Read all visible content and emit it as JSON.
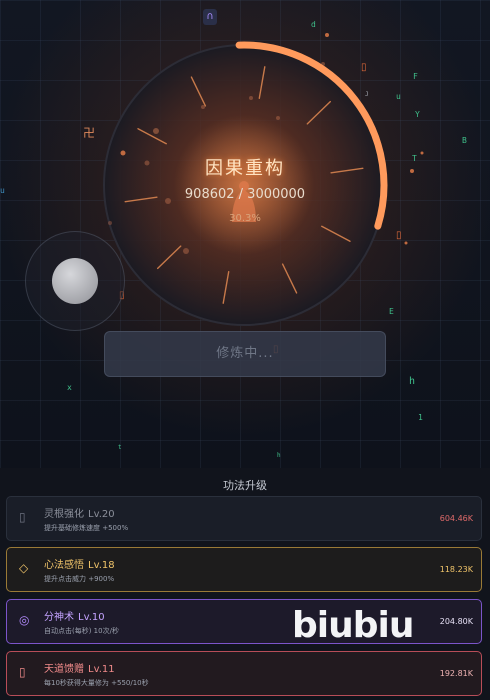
{
  "game": {
    "title": "因果重构",
    "progress_text": "908602 / 3000000",
    "progress_percent_text": "30.3%",
    "progress_fraction": 0.303,
    "action_button_label": "修炼中...",
    "top_icon": "∩",
    "float_symbols": [
      "卍",
      "▯",
      "▯",
      "▯",
      "▯"
    ],
    "float_letters": [
      "d",
      "F",
      "u",
      "Y",
      "B",
      "T",
      "E",
      "x",
      "h",
      "1",
      "t",
      "h",
      "u",
      "J"
    ]
  },
  "colors": {
    "accent": "#ff9a5c",
    "ring": "#2a2a33",
    "tier_default": "#2a303c",
    "tier_gold": "#c79a3c",
    "tier_purple": "#8b5cf6",
    "tier_red": "#e26a6a"
  },
  "panel": {
    "title": "功法升级",
    "upgrades": [
      {
        "icon": "▯",
        "icon_name": "root-icon",
        "name": "灵根强化",
        "level": "Lv.20",
        "desc": "提升基础修炼速度 +500%",
        "cost": "604.46K",
        "name_color": "#8c909b",
        "icon_color": "#6d7280",
        "cost_color": "#e06a6a",
        "border": "#2a303c",
        "bg": "#1a1e28"
      },
      {
        "icon": "◇",
        "icon_name": "diamond-icon",
        "name": "心法感悟",
        "level": "Lv.18",
        "desc": "提升点击威力 +900%",
        "cost": "118.23K",
        "name_color": "#f0c46a",
        "icon_color": "#f0c46a",
        "cost_color": "#f0c46a",
        "border": "#9a7a36",
        "bg": "#1d1c1c"
      },
      {
        "icon": "◎",
        "icon_name": "target-icon",
        "name": "分神术",
        "level": "Lv.10",
        "desc": "自动点击(每秒) 10次/秒",
        "cost": "204.80K",
        "name_color": "#c4a3ff",
        "icon_color": "#b48cff",
        "cost_color": "#e6e0f5",
        "border": "#7b55c9",
        "bg": "#1d1a2a"
      },
      {
        "icon": "▯",
        "icon_name": "gift-icon",
        "name": "天道馈赠",
        "level": "Lv.11",
        "desc": "每10秒获得大量修为 +550/10秒",
        "cost": "192.81K",
        "name_color": "#f08a8a",
        "icon_color": "#f08a8a",
        "cost_color": "#f0b3b3",
        "border": "#b84d58",
        "bg": "#221a1f"
      }
    ]
  },
  "watermark": "biubiu"
}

> _YOUR TASK_
Report how many lines of the data hold the string "border"; give only the number.

> _SOLUTION TO THIS TASK_
4